Data items

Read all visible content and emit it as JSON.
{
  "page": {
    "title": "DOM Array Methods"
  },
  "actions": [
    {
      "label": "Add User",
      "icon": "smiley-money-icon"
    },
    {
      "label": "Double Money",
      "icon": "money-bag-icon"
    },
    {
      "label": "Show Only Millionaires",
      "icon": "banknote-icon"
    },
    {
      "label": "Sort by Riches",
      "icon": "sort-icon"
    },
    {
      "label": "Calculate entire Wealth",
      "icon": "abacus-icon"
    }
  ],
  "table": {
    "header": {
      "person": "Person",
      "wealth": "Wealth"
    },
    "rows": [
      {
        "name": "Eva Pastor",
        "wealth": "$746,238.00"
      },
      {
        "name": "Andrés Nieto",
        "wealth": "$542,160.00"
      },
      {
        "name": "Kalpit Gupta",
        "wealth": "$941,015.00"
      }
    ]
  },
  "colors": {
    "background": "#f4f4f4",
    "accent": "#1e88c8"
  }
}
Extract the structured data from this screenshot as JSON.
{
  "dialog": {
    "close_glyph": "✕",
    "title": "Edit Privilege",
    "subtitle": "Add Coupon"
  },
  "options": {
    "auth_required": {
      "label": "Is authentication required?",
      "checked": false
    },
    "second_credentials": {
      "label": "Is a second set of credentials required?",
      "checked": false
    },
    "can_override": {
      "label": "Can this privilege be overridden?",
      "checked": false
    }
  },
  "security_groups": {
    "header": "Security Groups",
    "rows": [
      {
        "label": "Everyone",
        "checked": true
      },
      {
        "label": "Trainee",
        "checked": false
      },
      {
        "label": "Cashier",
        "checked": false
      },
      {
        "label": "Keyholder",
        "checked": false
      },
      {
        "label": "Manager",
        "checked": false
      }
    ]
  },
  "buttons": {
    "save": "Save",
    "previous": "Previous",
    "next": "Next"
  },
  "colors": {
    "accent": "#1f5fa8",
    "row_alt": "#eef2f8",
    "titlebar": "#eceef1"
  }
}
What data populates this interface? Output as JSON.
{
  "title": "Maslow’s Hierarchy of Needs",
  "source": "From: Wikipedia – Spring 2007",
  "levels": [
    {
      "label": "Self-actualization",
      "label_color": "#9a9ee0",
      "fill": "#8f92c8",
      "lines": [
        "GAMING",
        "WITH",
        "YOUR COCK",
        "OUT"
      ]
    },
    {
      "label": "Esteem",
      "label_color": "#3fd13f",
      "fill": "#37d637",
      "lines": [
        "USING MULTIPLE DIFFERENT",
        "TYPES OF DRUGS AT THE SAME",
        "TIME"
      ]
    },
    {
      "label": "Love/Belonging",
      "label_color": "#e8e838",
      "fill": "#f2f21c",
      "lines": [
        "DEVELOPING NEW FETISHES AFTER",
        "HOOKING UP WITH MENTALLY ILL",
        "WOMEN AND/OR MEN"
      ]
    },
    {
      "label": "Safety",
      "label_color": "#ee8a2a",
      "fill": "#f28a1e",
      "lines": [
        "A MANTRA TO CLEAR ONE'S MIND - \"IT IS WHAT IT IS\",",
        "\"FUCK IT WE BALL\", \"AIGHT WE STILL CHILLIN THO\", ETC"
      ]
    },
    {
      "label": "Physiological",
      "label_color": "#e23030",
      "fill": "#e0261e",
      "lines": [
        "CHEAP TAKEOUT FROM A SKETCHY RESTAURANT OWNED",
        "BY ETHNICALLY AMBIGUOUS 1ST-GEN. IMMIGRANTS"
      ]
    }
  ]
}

◆ **AIM**:
Reproduce the entire listing word for word.

◆ **FULL SOLUTION**:
Read all visible content and emit it as JSON.
{
  "page": {
    "title": "DOM Array Methods"
  },
  "actions": [
    {
      "label": "Add User",
      "icon": "smiley-money-icon"
    },
    {
      "label": "Double Money",
      "icon": "money-bag-icon"
    },
    {
      "label": "Show Only Millionaires",
      "icon": "banknote-icon"
    },
    {
      "label": "Sort by Riches",
      "icon": "sort-icon"
    },
    {
      "label": "Calculate entire Wealth",
      "icon": "abacus-icon"
    }
  ],
  "table": {
    "header": {
      "person": "Person",
      "wealth": "Wealth"
    },
    "rows": [
      {
        "name": "Eva Pastor",
        "wealth": "$746,238.00"
      },
      {
        "name": "Andrés Nieto",
        "wealth": "$542,160.00"
      },
      {
        "name": "Kalpit Gupta",
        "wealth": "$941,015.00"
      }
    ]
  },
  "colors": {
    "background": "#f4f4f4",
    "accent": "#1e88c8"
  }
}
Extract the structured data from this screenshot as JSON.
{
  "dialog": {
    "close_glyph": "✕",
    "title": "Edit Privilege",
    "subtitle": "Add Coupon"
  },
  "options": {
    "auth_required": {
      "label": "Is authentication required?",
      "checked": false
    },
    "second_credentials": {
      "label": "Is a second set of credentials required?",
      "checked": false
    },
    "can_override": {
      "label": "Can this privilege be overridden?",
      "checked": false
    }
  },
  "security_groups": {
    "header": "Security Groups",
    "rows": [
      {
        "label": "Everyone",
        "checked": true
      },
      {
        "label": "Trainee",
        "checked": false
      },
      {
        "label": "Cashier",
        "checked": false
      },
      {
        "label": "Keyholder",
        "checked": false
      },
      {
        "label": "Manager",
        "checked": false
      }
    ]
  },
  "buttons": {
    "save": "Save",
    "previous": "Previous",
    "next": "Next"
  },
  "colors": {
    "accent": "#1f5fa8",
    "row_alt": "#eef2f8",
    "titlebar": "#eceef1"
  }
}
What data populates this interface? Output as JSON.
{
  "title": "Maslow’s Hierarchy of Needs",
  "source": "From: Wikipedia – Spring 2007",
  "levels": [
    {
      "label": "Self-actualization",
      "label_color": "#9a9ee0",
      "fill": "#8f92c8",
      "lines": [
        "GAMING",
        "WITH",
        "YOUR COCK",
        "OUT"
      ]
    },
    {
      "label": "Esteem",
      "label_color": "#3fd13f",
      "fill": "#37d637",
      "lines": [
        "USING MULTIPLE DIFFERENT",
        "TYPES OF DRUGS AT THE SAME",
        "TIME"
      ]
    },
    {
      "label": "Love/Belonging",
      "label_color": "#e8e838",
      "fill": "#f2f21c",
      "lines": [
        "DEVELOPING NEW FETISHES AFTER",
        "HOOKING UP WITH MENTALLY ILL",
        "WOMEN AND/OR MEN"
      ]
    },
    {
      "label": "Safety",
      "label_color": "#ee8a2a",
      "fill": "#f28a1e",
      "lines": [
        "A MANTRA TO CLEAR ONE'S MIND - \"IT IS WHAT IT IS\",",
        "\"FUCK IT WE BALL\", \"AIGHT WE STILL CHILLIN THO\", ETC"
      ]
    },
    {
      "label": "Physiological",
      "label_color": "#e23030",
      "fill": "#e0261e",
      "lines": [
        "CHEAP TAKEOUT FROM A SKETCHY RESTAURANT OWNED",
        "BY ETHNICALLY AMBIGUOUS 1ST-GEN. IMMIGRANTS"
      ]
    }
  ]
}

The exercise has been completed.